Reproduce all entries precisely as they are written.
****
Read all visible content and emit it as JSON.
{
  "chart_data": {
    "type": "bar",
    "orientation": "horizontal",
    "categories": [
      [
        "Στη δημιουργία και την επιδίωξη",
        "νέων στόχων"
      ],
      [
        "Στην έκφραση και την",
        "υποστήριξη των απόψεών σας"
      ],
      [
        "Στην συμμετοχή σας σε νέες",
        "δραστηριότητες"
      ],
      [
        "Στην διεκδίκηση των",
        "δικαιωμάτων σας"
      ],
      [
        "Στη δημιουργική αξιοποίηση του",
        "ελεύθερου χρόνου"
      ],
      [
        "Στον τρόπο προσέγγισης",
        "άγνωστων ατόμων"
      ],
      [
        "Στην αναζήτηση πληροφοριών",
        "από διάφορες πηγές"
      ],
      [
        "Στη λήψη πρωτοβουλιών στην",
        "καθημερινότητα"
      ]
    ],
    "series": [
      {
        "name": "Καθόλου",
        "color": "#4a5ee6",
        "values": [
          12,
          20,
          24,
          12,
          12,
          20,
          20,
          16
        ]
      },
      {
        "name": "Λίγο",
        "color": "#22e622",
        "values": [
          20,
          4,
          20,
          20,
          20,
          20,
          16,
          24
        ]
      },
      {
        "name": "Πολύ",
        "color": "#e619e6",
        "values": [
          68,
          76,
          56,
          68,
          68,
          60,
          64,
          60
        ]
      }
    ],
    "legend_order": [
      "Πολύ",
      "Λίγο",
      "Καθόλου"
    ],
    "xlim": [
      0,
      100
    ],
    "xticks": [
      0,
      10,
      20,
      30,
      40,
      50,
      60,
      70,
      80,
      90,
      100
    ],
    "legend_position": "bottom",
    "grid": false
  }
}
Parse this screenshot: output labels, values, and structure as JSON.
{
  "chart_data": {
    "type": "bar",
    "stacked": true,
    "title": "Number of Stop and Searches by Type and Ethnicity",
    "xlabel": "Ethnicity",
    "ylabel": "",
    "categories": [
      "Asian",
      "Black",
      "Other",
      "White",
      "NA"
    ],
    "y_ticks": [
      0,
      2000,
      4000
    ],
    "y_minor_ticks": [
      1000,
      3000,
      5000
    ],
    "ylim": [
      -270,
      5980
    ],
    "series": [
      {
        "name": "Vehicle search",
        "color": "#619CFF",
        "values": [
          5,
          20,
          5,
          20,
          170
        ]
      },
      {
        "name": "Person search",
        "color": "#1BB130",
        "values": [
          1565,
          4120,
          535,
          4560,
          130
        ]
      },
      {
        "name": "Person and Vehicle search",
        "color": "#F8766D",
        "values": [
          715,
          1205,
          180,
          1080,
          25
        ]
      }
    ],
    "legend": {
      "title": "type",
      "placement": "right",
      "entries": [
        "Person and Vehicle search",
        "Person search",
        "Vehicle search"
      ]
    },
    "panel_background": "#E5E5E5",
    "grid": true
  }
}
****
**Completed task**
Read all visible content and emit it as JSON.
{
  "chart_data": {
    "type": "bar",
    "orientation": "horizontal",
    "categories": [
      [
        "Στη δημιουργία και την επιδίωξη",
        "νέων στόχων"
      ],
      [
        "Στην έκφραση και την",
        "υποστήριξη των απόψεών σας"
      ],
      [
        "Στην συμμετοχή σας σε νέες",
        "δραστηριότητες"
      ],
      [
        "Στην διεκδίκηση των",
        "δικαιωμάτων σας"
      ],
      [
        "Στη δημιουργική αξιοποίηση του",
        "ελεύθερου χρόνου"
      ],
      [
        "Στον τρόπο προσέγγισης",
        "άγνωστων ατόμων"
      ],
      [
        "Στην αναζήτηση πληροφοριών",
        "από διάφορες πηγές"
      ],
      [
        "Στη λήψη πρωτοβουλιών στην",
        "καθημερινότητα"
      ]
    ],
    "series": [
      {
        "name": "Καθόλου",
        "color": "#4a5ee6",
        "values": [
          12,
          20,
          24,
          12,
          12,
          20,
          20,
          16
        ]
      },
      {
        "name": "Λίγο",
        "color": "#22e622",
        "values": [
          20,
          4,
          20,
          20,
          20,
          20,
          16,
          24
        ]
      },
      {
        "name": "Πολύ",
        "color": "#e619e6",
        "values": [
          68,
          76,
          56,
          68,
          68,
          60,
          64,
          60
        ]
      }
    ],
    "legend_order": [
      "Πολύ",
      "Λίγο",
      "Καθόλου"
    ],
    "xlim": [
      0,
      100
    ],
    "xticks": [
      0,
      10,
      20,
      30,
      40,
      50,
      60,
      70,
      80,
      90,
      100
    ],
    "legend_position": "bottom",
    "grid": false
  }
}
Parse this screenshot: output labels, values, and structure as JSON.
{
  "chart_data": {
    "type": "bar",
    "stacked": true,
    "title": "Number of Stop and Searches by Type and Ethnicity",
    "xlabel": "Ethnicity",
    "ylabel": "",
    "categories": [
      "Asian",
      "Black",
      "Other",
      "White",
      "NA"
    ],
    "y_ticks": [
      0,
      2000,
      4000
    ],
    "y_minor_ticks": [
      1000,
      3000,
      5000
    ],
    "ylim": [
      -270,
      5980
    ],
    "series": [
      {
        "name": "Vehicle search",
        "color": "#619CFF",
        "values": [
          5,
          20,
          5,
          20,
          170
        ]
      },
      {
        "name": "Person search",
        "color": "#1BB130",
        "values": [
          1565,
          4120,
          535,
          4560,
          130
        ]
      },
      {
        "name": "Person and Vehicle search",
        "color": "#F8766D",
        "values": [
          715,
          1205,
          180,
          1080,
          25
        ]
      }
    ],
    "legend": {
      "title": "type",
      "placement": "right",
      "entries": [
        "Person and Vehicle search",
        "Person search",
        "Vehicle search"
      ]
    },
    "panel_background": "#E5E5E5",
    "grid": true
  }
}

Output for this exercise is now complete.